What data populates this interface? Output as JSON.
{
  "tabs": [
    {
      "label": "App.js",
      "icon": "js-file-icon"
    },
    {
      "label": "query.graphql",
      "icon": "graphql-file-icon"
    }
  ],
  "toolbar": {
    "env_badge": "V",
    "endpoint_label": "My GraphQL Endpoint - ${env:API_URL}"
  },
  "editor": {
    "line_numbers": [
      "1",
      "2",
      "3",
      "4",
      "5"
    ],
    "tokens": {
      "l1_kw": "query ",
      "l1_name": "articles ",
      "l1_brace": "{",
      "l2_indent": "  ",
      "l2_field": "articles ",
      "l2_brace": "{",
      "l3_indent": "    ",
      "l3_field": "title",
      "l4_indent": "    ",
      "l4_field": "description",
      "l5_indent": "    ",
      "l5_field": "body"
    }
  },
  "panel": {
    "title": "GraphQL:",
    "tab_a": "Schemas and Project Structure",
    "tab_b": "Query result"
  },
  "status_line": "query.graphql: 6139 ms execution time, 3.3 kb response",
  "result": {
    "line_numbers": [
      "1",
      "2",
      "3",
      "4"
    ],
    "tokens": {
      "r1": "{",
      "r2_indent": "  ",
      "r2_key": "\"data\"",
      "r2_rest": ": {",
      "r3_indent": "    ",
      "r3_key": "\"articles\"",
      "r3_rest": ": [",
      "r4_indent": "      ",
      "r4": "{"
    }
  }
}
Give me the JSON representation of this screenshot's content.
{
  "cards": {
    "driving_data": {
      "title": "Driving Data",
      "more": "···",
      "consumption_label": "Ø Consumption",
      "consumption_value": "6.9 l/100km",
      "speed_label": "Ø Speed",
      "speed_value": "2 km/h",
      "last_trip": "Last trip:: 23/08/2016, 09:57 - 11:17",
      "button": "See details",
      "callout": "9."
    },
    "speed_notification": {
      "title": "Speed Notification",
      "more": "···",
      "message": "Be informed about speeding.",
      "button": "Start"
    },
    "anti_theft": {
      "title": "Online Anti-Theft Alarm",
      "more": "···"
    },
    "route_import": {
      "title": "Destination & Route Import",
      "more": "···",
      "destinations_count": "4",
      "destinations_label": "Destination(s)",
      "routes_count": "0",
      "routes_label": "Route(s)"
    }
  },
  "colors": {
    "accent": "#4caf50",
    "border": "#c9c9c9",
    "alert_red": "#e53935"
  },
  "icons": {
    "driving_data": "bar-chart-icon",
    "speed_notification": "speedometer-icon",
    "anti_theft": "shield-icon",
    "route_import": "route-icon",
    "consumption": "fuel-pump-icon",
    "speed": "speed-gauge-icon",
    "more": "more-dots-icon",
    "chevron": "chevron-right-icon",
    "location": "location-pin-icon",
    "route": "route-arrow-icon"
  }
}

**What the exercise asks**
Please quote the records above exactly, without skipping a line.

**Solution to this task**
What data populates this interface? Output as JSON.
{
  "tabs": [
    {
      "label": "App.js",
      "icon": "js-file-icon"
    },
    {
      "label": "query.graphql",
      "icon": "graphql-file-icon"
    }
  ],
  "toolbar": {
    "env_badge": "V",
    "endpoint_label": "My GraphQL Endpoint - ${env:API_URL}"
  },
  "editor": {
    "line_numbers": [
      "1",
      "2",
      "3",
      "4",
      "5"
    ],
    "tokens": {
      "l1_kw": "query ",
      "l1_name": "articles ",
      "l1_brace": "{",
      "l2_indent": "  ",
      "l2_field": "articles ",
      "l2_brace": "{",
      "l3_indent": "    ",
      "l3_field": "title",
      "l4_indent": "    ",
      "l4_field": "description",
      "l5_indent": "    ",
      "l5_field": "body"
    }
  },
  "panel": {
    "title": "GraphQL:",
    "tab_a": "Schemas and Project Structure",
    "tab_b": "Query result"
  },
  "status_line": "query.graphql: 6139 ms execution time, 3.3 kb response",
  "result": {
    "line_numbers": [
      "1",
      "2",
      "3",
      "4"
    ],
    "tokens": {
      "r1": "{",
      "r2_indent": "  ",
      "r2_key": "\"data\"",
      "r2_rest": ": {",
      "r3_indent": "    ",
      "r3_key": "\"articles\"",
      "r3_rest": ": [",
      "r4_indent": "      ",
      "r4": "{"
    }
  }
}
Give me the JSON representation of this screenshot's content.
{
  "cards": {
    "driving_data": {
      "title": "Driving Data",
      "more": "···",
      "consumption_label": "Ø Consumption",
      "consumption_value": "6.9 l/100km",
      "speed_label": "Ø Speed",
      "speed_value": "2 km/h",
      "last_trip": "Last trip:: 23/08/2016, 09:57 - 11:17",
      "button": "See details",
      "callout": "9."
    },
    "speed_notification": {
      "title": "Speed Notification",
      "more": "···",
      "message": "Be informed about speeding.",
      "button": "Start"
    },
    "anti_theft": {
      "title": "Online Anti-Theft Alarm",
      "more": "···"
    },
    "route_import": {
      "title": "Destination & Route Import",
      "more": "···",
      "destinations_count": "4",
      "destinations_label": "Destination(s)",
      "routes_count": "0",
      "routes_label": "Route(s)"
    }
  },
  "colors": {
    "accent": "#4caf50",
    "border": "#c9c9c9",
    "alert_red": "#e53935"
  },
  "icons": {
    "driving_data": "bar-chart-icon",
    "speed_notification": "speedometer-icon",
    "anti_theft": "shield-icon",
    "route_import": "route-icon",
    "consumption": "fuel-pump-icon",
    "speed": "speed-gauge-icon",
    "more": "more-dots-icon",
    "chevron": "chevron-right-icon",
    "location": "location-pin-icon",
    "route": "route-arrow-icon"
  }
}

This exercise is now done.